"""

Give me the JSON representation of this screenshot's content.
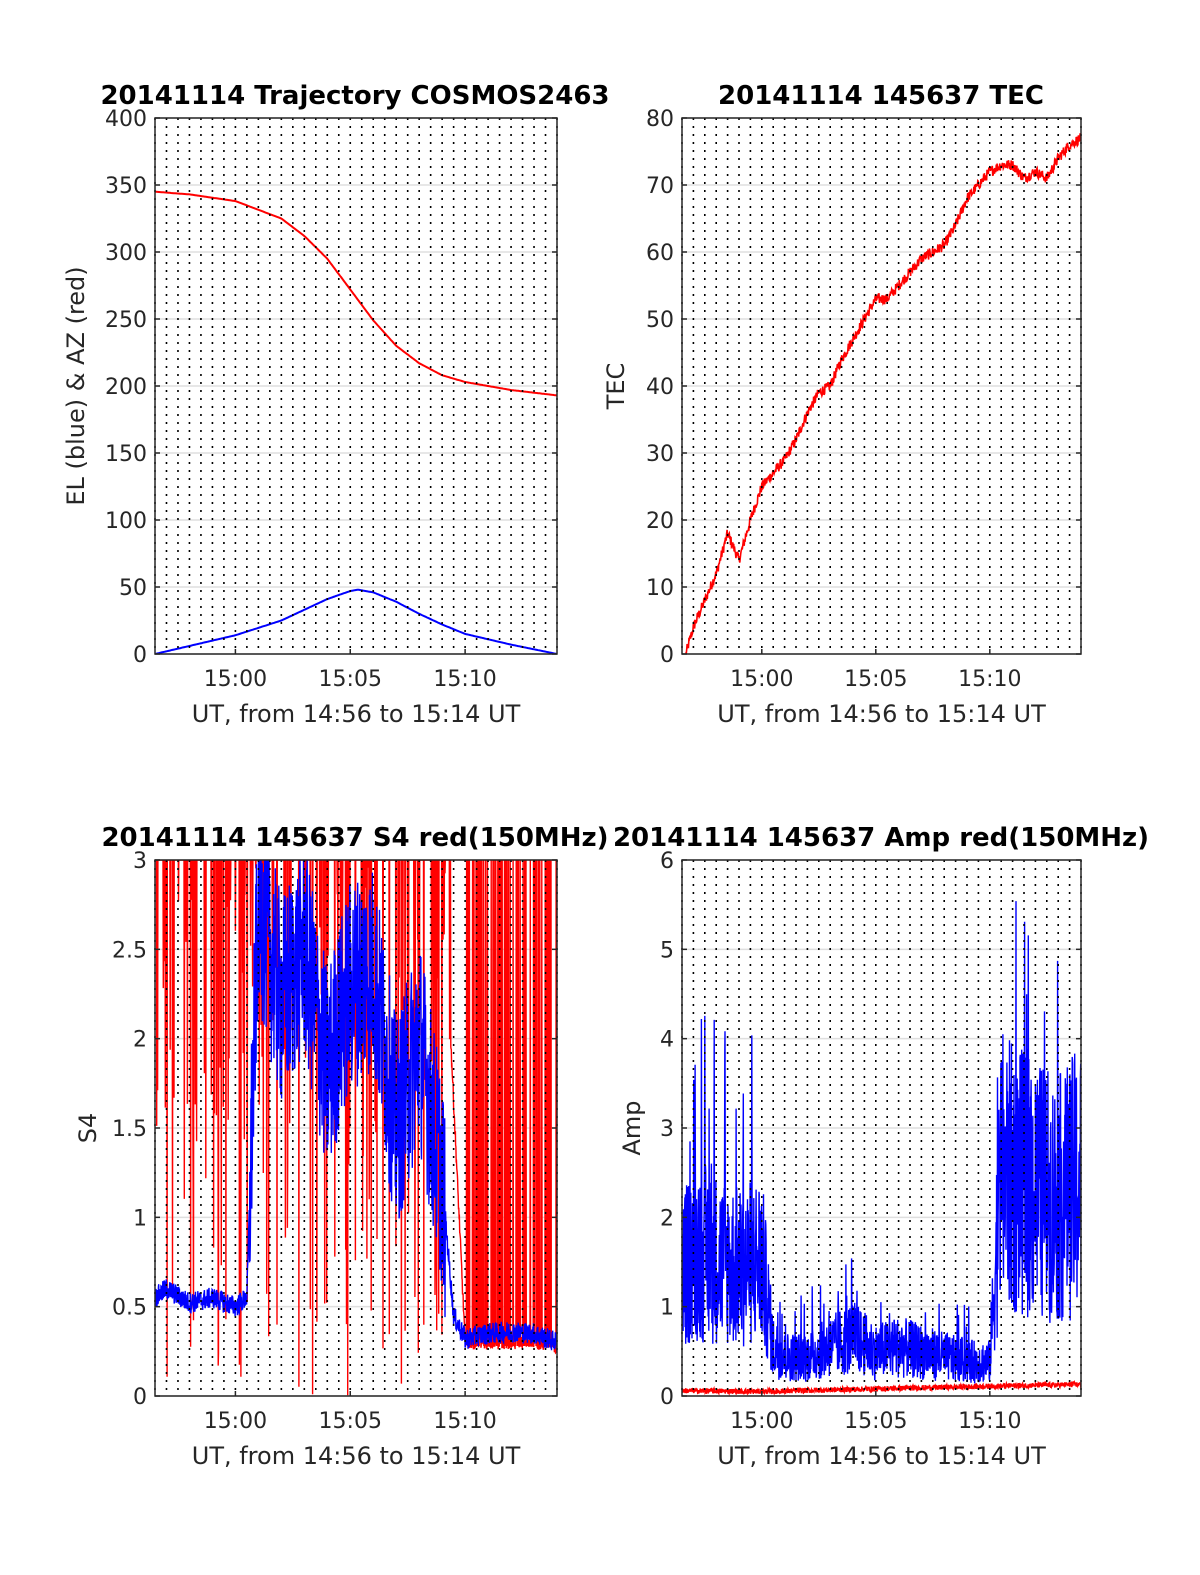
{
  "chart_data": [
    {
      "type": "line",
      "title": "20141114 Trajectory COSMOS2463",
      "xlabel": "UT, from 14:56 to 15:14 UT",
      "ylabel": "EL (blue) & AZ (red)",
      "xlim_minutes_after_14_56": [
        0.5,
        18
      ],
      "ylim": [
        0,
        400
      ],
      "xticks": [
        "15:00",
        "15:05",
        "15:10"
      ],
      "yticks": [
        "0",
        "50",
        "100",
        "150",
        "200",
        "250",
        "300",
        "350",
        "400"
      ],
      "grid": true,
      "series": [
        {
          "color": "#ff0000",
          "x": [
            "14:56:30",
            "14:58",
            "15:00",
            "15:02",
            "15:03",
            "15:04",
            "15:05",
            "15:06",
            "15:07",
            "15:08",
            "15:09",
            "15:10",
            "15:12",
            "15:14"
          ],
          "values": [
            345,
            343,
            338,
            325,
            312,
            295,
            272,
            249,
            230,
            217,
            208,
            203,
            197,
            193
          ]
        },
        {
          "color": "#0000ff",
          "x": [
            "14:56:30",
            "14:58",
            "15:00",
            "15:02",
            "15:03",
            "15:04",
            "15:05",
            "15:05:20",
            "15:06",
            "15:07",
            "15:08",
            "15:09",
            "15:10",
            "15:12",
            "15:14"
          ],
          "values": [
            0,
            6,
            14,
            25,
            33,
            41,
            47,
            48,
            46,
            39,
            30,
            22,
            15,
            7,
            0
          ]
        }
      ],
      "colors": {
        "az": "#ff0000",
        "el": "#0000ff"
      }
    },
    {
      "type": "line",
      "title": "20141114 145637 TEC",
      "xlabel": "UT, from 14:56 to 15:14 UT",
      "ylabel": "TEC",
      "xlim_minutes_after_14_56": [
        0.5,
        18
      ],
      "ylim": [
        0,
        80
      ],
      "xticks": [
        "15:00",
        "15:05",
        "15:10"
      ],
      "yticks": [
        "0",
        "10",
        "20",
        "30",
        "40",
        "50",
        "60",
        "70",
        "80"
      ],
      "grid": true,
      "series": [
        {
          "color": "#ff0000",
          "x": [
            "14:56:40",
            "14:57",
            "14:57:30",
            "14:58",
            "14:58:30",
            "14:59",
            "14:59:30",
            "15:00",
            "15:00:30",
            "15:01",
            "15:01:30",
            "15:02",
            "15:02:30",
            "15:03",
            "15:03:30",
            "15:04",
            "15:04:30",
            "15:05",
            "15:05:30",
            "15:06",
            "15:06:30",
            "15:07",
            "15:07:30",
            "15:08",
            "15:08:30",
            "15:09",
            "15:09:30",
            "15:10",
            "15:10:30",
            "15:11",
            "15:11:30",
            "15:12",
            "15:12:30",
            "15:13",
            "15:13:30",
            "15:14"
          ],
          "values": [
            0,
            4,
            8,
            12,
            18,
            14,
            20,
            25,
            27,
            29,
            32,
            36,
            39,
            40,
            44,
            47,
            50,
            53,
            53,
            55,
            57,
            59,
            60,
            61,
            64,
            68,
            70,
            72,
            73,
            73,
            71,
            72,
            71,
            74,
            76,
            77
          ]
        }
      ]
    },
    {
      "type": "line",
      "title": "20141114 145637 S4 red(150MHz)",
      "xlabel": "UT, from 14:56 to 15:14 UT",
      "ylabel": "S4",
      "xlim_minutes_after_14_56": [
        0.5,
        18
      ],
      "ylim": [
        0,
        3
      ],
      "xticks": [
        "15:00",
        "15:05",
        "15:10"
      ],
      "yticks": [
        "0",
        "0.5",
        "1",
        "1.5",
        "2",
        "2.5",
        "3"
      ],
      "grid": true,
      "series": [
        {
          "color": "#ff0000",
          "x": [
            "14:56:30",
            "14:58",
            "15:00",
            "15:01",
            "15:02",
            "15:03",
            "15:04",
            "15:05",
            "15:06",
            "15:07",
            "15:08",
            "15:09",
            "15:10",
            "15:11",
            "15:12",
            "15:13",
            "15:14"
          ],
          "values": [
            3,
            3,
            3,
            3,
            3,
            2,
            3,
            3,
            3,
            3,
            3,
            3,
            0.3,
            0.3,
            0.3,
            0.3,
            0.28
          ]
        },
        {
          "color": "#0000ff",
          "x": [
            "14:56:30",
            "14:57",
            "14:58",
            "14:59",
            "15:00",
            "15:00:30",
            "15:01",
            "15:02",
            "15:03",
            "15:04",
            "15:05",
            "15:06",
            "15:07",
            "15:08",
            "15:09",
            "15:09:30",
            "15:10",
            "15:11",
            "15:12",
            "15:13",
            "15:14"
          ],
          "values": [
            0.55,
            0.6,
            0.52,
            0.55,
            0.5,
            0.55,
            2.8,
            2.2,
            2.5,
            1.8,
            2.3,
            2.4,
            1.5,
            2.0,
            1.2,
            0.45,
            0.32,
            0.35,
            0.36,
            0.35,
            0.3
          ]
        }
      ]
    },
    {
      "type": "line",
      "title": "20141114 145637 Amp red(150MHz)",
      "xlabel": "UT, from 14:56 to 15:14 UT",
      "ylabel": "Amp",
      "xlim_minutes_after_14_56": [
        0.5,
        18
      ],
      "ylim": [
        0,
        6
      ],
      "xticks": [
        "15:00",
        "15:05",
        "15:10"
      ],
      "yticks": [
        "0",
        "1",
        "2",
        "3",
        "4",
        "5",
        "6"
      ],
      "grid": true,
      "series": [
        {
          "color": "#ff0000",
          "x": [
            "14:56:30",
            "15:00",
            "15:05",
            "15:10",
            "15:14"
          ],
          "values": [
            0.03,
            0.02,
            0.05,
            0.08,
            0.1
          ]
        },
        {
          "color": "#0000ff",
          "x": [
            "14:56:30",
            "14:57",
            "14:58",
            "14:59",
            "15:00",
            "15:00:30",
            "15:01",
            "15:02",
            "15:03",
            "15:04",
            "15:05",
            "15:06",
            "15:07",
            "15:08",
            "15:09",
            "15:10",
            "15:10:30",
            "15:11",
            "15:12",
            "15:13",
            "15:14"
          ],
          "values": [
            1.2,
            1.5,
            1.4,
            1.3,
            1.4,
            0.5,
            0.4,
            0.4,
            0.5,
            0.6,
            0.45,
            0.5,
            0.45,
            0.4,
            0.35,
            0.35,
            2.3,
            2.2,
            2.1,
            2.0,
            2.2
          ]
        }
      ]
    }
  ]
}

"""

**What you will do:** Without the pictures, restate all of the entries above verbatim.

**Written reply:**
Give me the JSON representation of this screenshot's content.
{
  "chart_data": [
    {
      "type": "line",
      "title": "20141114 Trajectory COSMOS2463",
      "xlabel": "UT, from 14:56 to 15:14 UT",
      "ylabel": "EL (blue) & AZ (red)",
      "xlim_minutes_after_14_56": [
        0.5,
        18
      ],
      "ylim": [
        0,
        400
      ],
      "xticks": [
        "15:00",
        "15:05",
        "15:10"
      ],
      "yticks": [
        "0",
        "50",
        "100",
        "150",
        "200",
        "250",
        "300",
        "350",
        "400"
      ],
      "grid": true,
      "series": [
        {
          "color": "#ff0000",
          "x": [
            "14:56:30",
            "14:58",
            "15:00",
            "15:02",
            "15:03",
            "15:04",
            "15:05",
            "15:06",
            "15:07",
            "15:08",
            "15:09",
            "15:10",
            "15:12",
            "15:14"
          ],
          "values": [
            345,
            343,
            338,
            325,
            312,
            295,
            272,
            249,
            230,
            217,
            208,
            203,
            197,
            193
          ]
        },
        {
          "color": "#0000ff",
          "x": [
            "14:56:30",
            "14:58",
            "15:00",
            "15:02",
            "15:03",
            "15:04",
            "15:05",
            "15:05:20",
            "15:06",
            "15:07",
            "15:08",
            "15:09",
            "15:10",
            "15:12",
            "15:14"
          ],
          "values": [
            0,
            6,
            14,
            25,
            33,
            41,
            47,
            48,
            46,
            39,
            30,
            22,
            15,
            7,
            0
          ]
        }
      ],
      "colors": {
        "az": "#ff0000",
        "el": "#0000ff"
      }
    },
    {
      "type": "line",
      "title": "20141114 145637 TEC",
      "xlabel": "UT, from 14:56 to 15:14 UT",
      "ylabel": "TEC",
      "xlim_minutes_after_14_56": [
        0.5,
        18
      ],
      "ylim": [
        0,
        80
      ],
      "xticks": [
        "15:00",
        "15:05",
        "15:10"
      ],
      "yticks": [
        "0",
        "10",
        "20",
        "30",
        "40",
        "50",
        "60",
        "70",
        "80"
      ],
      "grid": true,
      "series": [
        {
          "color": "#ff0000",
          "x": [
            "14:56:40",
            "14:57",
            "14:57:30",
            "14:58",
            "14:58:30",
            "14:59",
            "14:59:30",
            "15:00",
            "15:00:30",
            "15:01",
            "15:01:30",
            "15:02",
            "15:02:30",
            "15:03",
            "15:03:30",
            "15:04",
            "15:04:30",
            "15:05",
            "15:05:30",
            "15:06",
            "15:06:30",
            "15:07",
            "15:07:30",
            "15:08",
            "15:08:30",
            "15:09",
            "15:09:30",
            "15:10",
            "15:10:30",
            "15:11",
            "15:11:30",
            "15:12",
            "15:12:30",
            "15:13",
            "15:13:30",
            "15:14"
          ],
          "values": [
            0,
            4,
            8,
            12,
            18,
            14,
            20,
            25,
            27,
            29,
            32,
            36,
            39,
            40,
            44,
            47,
            50,
            53,
            53,
            55,
            57,
            59,
            60,
            61,
            64,
            68,
            70,
            72,
            73,
            73,
            71,
            72,
            71,
            74,
            76,
            77
          ]
        }
      ]
    },
    {
      "type": "line",
      "title": "20141114 145637 S4 red(150MHz)",
      "xlabel": "UT, from 14:56 to 15:14 UT",
      "ylabel": "S4",
      "xlim_minutes_after_14_56": [
        0.5,
        18
      ],
      "ylim": [
        0,
        3
      ],
      "xticks": [
        "15:00",
        "15:05",
        "15:10"
      ],
      "yticks": [
        "0",
        "0.5",
        "1",
        "1.5",
        "2",
        "2.5",
        "3"
      ],
      "grid": true,
      "series": [
        {
          "color": "#ff0000",
          "x": [
            "14:56:30",
            "14:58",
            "15:00",
            "15:01",
            "15:02",
            "15:03",
            "15:04",
            "15:05",
            "15:06",
            "15:07",
            "15:08",
            "15:09",
            "15:10",
            "15:11",
            "15:12",
            "15:13",
            "15:14"
          ],
          "values": [
            3,
            3,
            3,
            3,
            3,
            2,
            3,
            3,
            3,
            3,
            3,
            3,
            0.3,
            0.3,
            0.3,
            0.3,
            0.28
          ]
        },
        {
          "color": "#0000ff",
          "x": [
            "14:56:30",
            "14:57",
            "14:58",
            "14:59",
            "15:00",
            "15:00:30",
            "15:01",
            "15:02",
            "15:03",
            "15:04",
            "15:05",
            "15:06",
            "15:07",
            "15:08",
            "15:09",
            "15:09:30",
            "15:10",
            "15:11",
            "15:12",
            "15:13",
            "15:14"
          ],
          "values": [
            0.55,
            0.6,
            0.52,
            0.55,
            0.5,
            0.55,
            2.8,
            2.2,
            2.5,
            1.8,
            2.3,
            2.4,
            1.5,
            2.0,
            1.2,
            0.45,
            0.32,
            0.35,
            0.36,
            0.35,
            0.3
          ]
        }
      ]
    },
    {
      "type": "line",
      "title": "20141114 145637 Amp red(150MHz)",
      "xlabel": "UT, from 14:56 to 15:14 UT",
      "ylabel": "Amp",
      "xlim_minutes_after_14_56": [
        0.5,
        18
      ],
      "ylim": [
        0,
        6
      ],
      "xticks": [
        "15:00",
        "15:05",
        "15:10"
      ],
      "yticks": [
        "0",
        "1",
        "2",
        "3",
        "4",
        "5",
        "6"
      ],
      "grid": true,
      "series": [
        {
          "color": "#ff0000",
          "x": [
            "14:56:30",
            "15:00",
            "15:05",
            "15:10",
            "15:14"
          ],
          "values": [
            0.03,
            0.02,
            0.05,
            0.08,
            0.1
          ]
        },
        {
          "color": "#0000ff",
          "x": [
            "14:56:30",
            "14:57",
            "14:58",
            "14:59",
            "15:00",
            "15:00:30",
            "15:01",
            "15:02",
            "15:03",
            "15:04",
            "15:05",
            "15:06",
            "15:07",
            "15:08",
            "15:09",
            "15:10",
            "15:10:30",
            "15:11",
            "15:12",
            "15:13",
            "15:14"
          ],
          "values": [
            1.2,
            1.5,
            1.4,
            1.3,
            1.4,
            0.5,
            0.4,
            0.4,
            0.5,
            0.6,
            0.45,
            0.5,
            0.45,
            0.4,
            0.35,
            0.35,
            2.3,
            2.2,
            2.1,
            2.0,
            2.2
          ]
        }
      ]
    }
  ]
}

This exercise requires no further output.